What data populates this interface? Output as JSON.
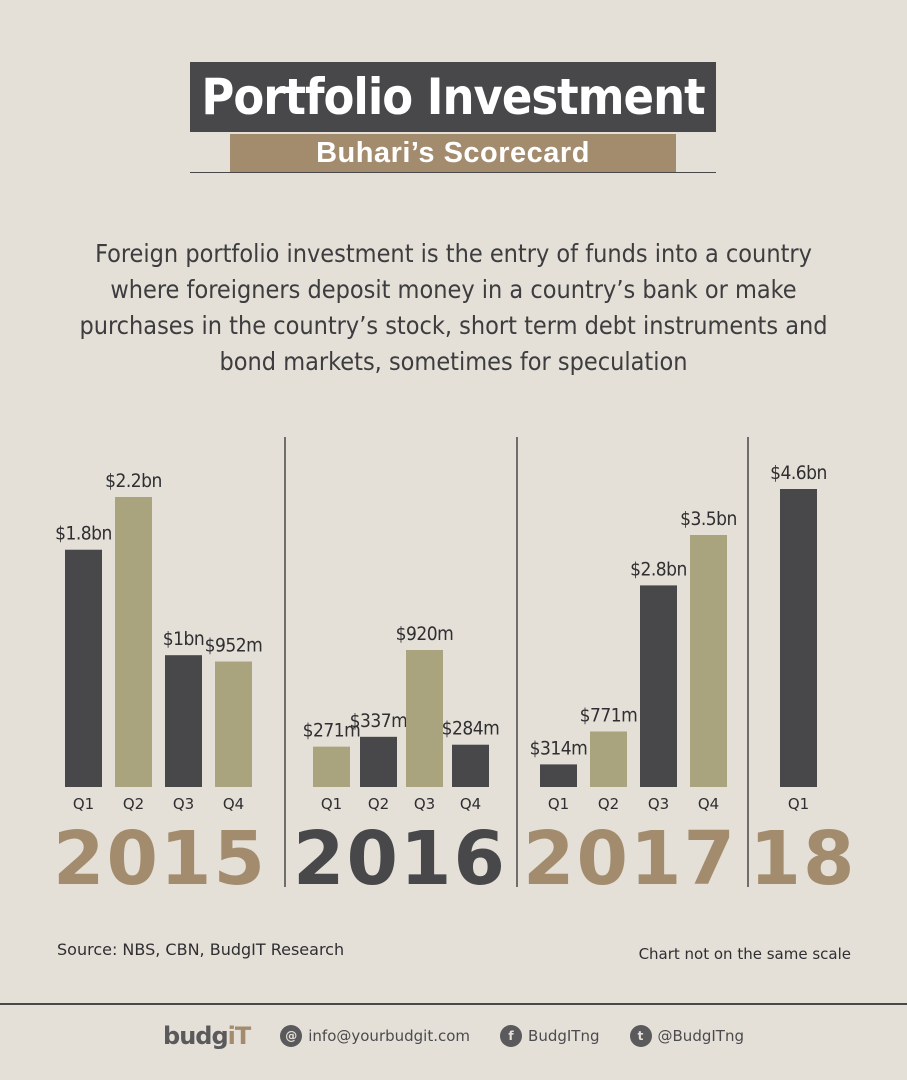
{
  "header": {
    "title": "Portfolio Investment",
    "subtitle": "Buhari’s Scorecard"
  },
  "description": "Foreign portfolio investment is the entry of funds into a country where foreigners deposit money in a country’s bank or make purchases in the country’s stock, short term debt instruments and bond markets, sometimes for speculation",
  "source": "Source: NBS, CBN, BudgIT Research",
  "note": "Chart not on the same scale",
  "footer": {
    "brand_a": "budg",
    "brand_b": "iT",
    "email": "info@yourbudgit.com",
    "facebook": "BudgITng",
    "twitter": "@BudgITng",
    "email_icon": "mail-icon",
    "facebook_icon": "facebook-icon",
    "twitter_icon": "twitter-icon"
  },
  "colors": {
    "dark": "#48484a",
    "olive": "#a9a47e",
    "tan": "#a38c6d",
    "background": "#e4dfd7"
  },
  "chart_data": {
    "type": "bar",
    "note": "Chart not on the same scale",
    "groups": [
      {
        "year_label": "2015",
        "year_color": "tan",
        "bars": [
          {
            "quarter": "Q1",
            "value_usd_m": 1800,
            "label": "$1.8bn",
            "color": "dark"
          },
          {
            "quarter": "Q2",
            "value_usd_m": 2200,
            "label": "$2.2bn",
            "color": "olive"
          },
          {
            "quarter": "Q3",
            "value_usd_m": 1000,
            "label": "$1bn",
            "color": "dark"
          },
          {
            "quarter": "Q4",
            "value_usd_m": 952,
            "label": "$952m",
            "color": "olive"
          }
        ]
      },
      {
        "year_label": "2016",
        "year_color": "dark",
        "bars": [
          {
            "quarter": "Q1",
            "value_usd_m": 271,
            "label": "$271m",
            "color": "olive"
          },
          {
            "quarter": "Q2",
            "value_usd_m": 337,
            "label": "$337m",
            "color": "dark"
          },
          {
            "quarter": "Q3",
            "value_usd_m": 920,
            "label": "$920m",
            "color": "olive"
          },
          {
            "quarter": "Q4",
            "value_usd_m": 284,
            "label": "$284m",
            "color": "dark"
          }
        ]
      },
      {
        "year_label": "2017",
        "year_color": "tan",
        "bars": [
          {
            "quarter": "Q1",
            "value_usd_m": 314,
            "label": "$314m",
            "color": "dark"
          },
          {
            "quarter": "Q2",
            "value_usd_m": 771,
            "label": "$771m",
            "color": "olive"
          },
          {
            "quarter": "Q3",
            "value_usd_m": 2800,
            "label": "$2.8bn",
            "color": "dark"
          },
          {
            "quarter": "Q4",
            "value_usd_m": 3500,
            "label": "$3.5bn",
            "color": "olive"
          }
        ]
      },
      {
        "year_label": "18",
        "year_color": "tan",
        "bars": [
          {
            "quarter": "Q1",
            "value_usd_m": 4600,
            "label": "$4.6bn",
            "color": "dark"
          }
        ]
      }
    ]
  }
}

+ + + +

■ **Written request**: Images in the data above are to be skipped. Retype all other material exactly.

■ **Exercise output**:
What data populates this interface? Output as JSON.
{
  "header": {
    "title": "Portfolio Investment",
    "subtitle": "Buhari’s Scorecard"
  },
  "description": "Foreign portfolio investment is the entry of funds into a country where foreigners deposit money in a country’s bank or make purchases in the country’s stock, short term debt instruments and bond markets, sometimes for speculation",
  "source": "Source: NBS, CBN, BudgIT Research",
  "note": "Chart not on the same scale",
  "footer": {
    "brand_a": "budg",
    "brand_b": "iT",
    "email": "info@yourbudgit.com",
    "facebook": "BudgITng",
    "twitter": "@BudgITng",
    "email_icon": "mail-icon",
    "facebook_icon": "facebook-icon",
    "twitter_icon": "twitter-icon"
  },
  "colors": {
    "dark": "#48484a",
    "olive": "#a9a47e",
    "tan": "#a38c6d",
    "background": "#e4dfd7"
  },
  "chart_data": {
    "type": "bar",
    "note": "Chart not on the same scale",
    "groups": [
      {
        "year_label": "2015",
        "year_color": "tan",
        "bars": [
          {
            "quarter": "Q1",
            "value_usd_m": 1800,
            "label": "$1.8bn",
            "color": "dark"
          },
          {
            "quarter": "Q2",
            "value_usd_m": 2200,
            "label": "$2.2bn",
            "color": "olive"
          },
          {
            "quarter": "Q3",
            "value_usd_m": 1000,
            "label": "$1bn",
            "color": "dark"
          },
          {
            "quarter": "Q4",
            "value_usd_m": 952,
            "label": "$952m",
            "color": "olive"
          }
        ]
      },
      {
        "year_label": "2016",
        "year_color": "dark",
        "bars": [
          {
            "quarter": "Q1",
            "value_usd_m": 271,
            "label": "$271m",
            "color": "olive"
          },
          {
            "quarter": "Q2",
            "value_usd_m": 337,
            "label": "$337m",
            "color": "dark"
          },
          {
            "quarter": "Q3",
            "value_usd_m": 920,
            "label": "$920m",
            "color": "olive"
          },
          {
            "quarter": "Q4",
            "value_usd_m": 284,
            "label": "$284m",
            "color": "dark"
          }
        ]
      },
      {
        "year_label": "2017",
        "year_color": "tan",
        "bars": [
          {
            "quarter": "Q1",
            "value_usd_m": 314,
            "label": "$314m",
            "color": "dark"
          },
          {
            "quarter": "Q2",
            "value_usd_m": 771,
            "label": "$771m",
            "color": "olive"
          },
          {
            "quarter": "Q3",
            "value_usd_m": 2800,
            "label": "$2.8bn",
            "color": "dark"
          },
          {
            "quarter": "Q4",
            "value_usd_m": 3500,
            "label": "$3.5bn",
            "color": "olive"
          }
        ]
      },
      {
        "year_label": "18",
        "year_color": "tan",
        "bars": [
          {
            "quarter": "Q1",
            "value_usd_m": 4600,
            "label": "$4.6bn",
            "color": "dark"
          }
        ]
      }
    ]
  }
}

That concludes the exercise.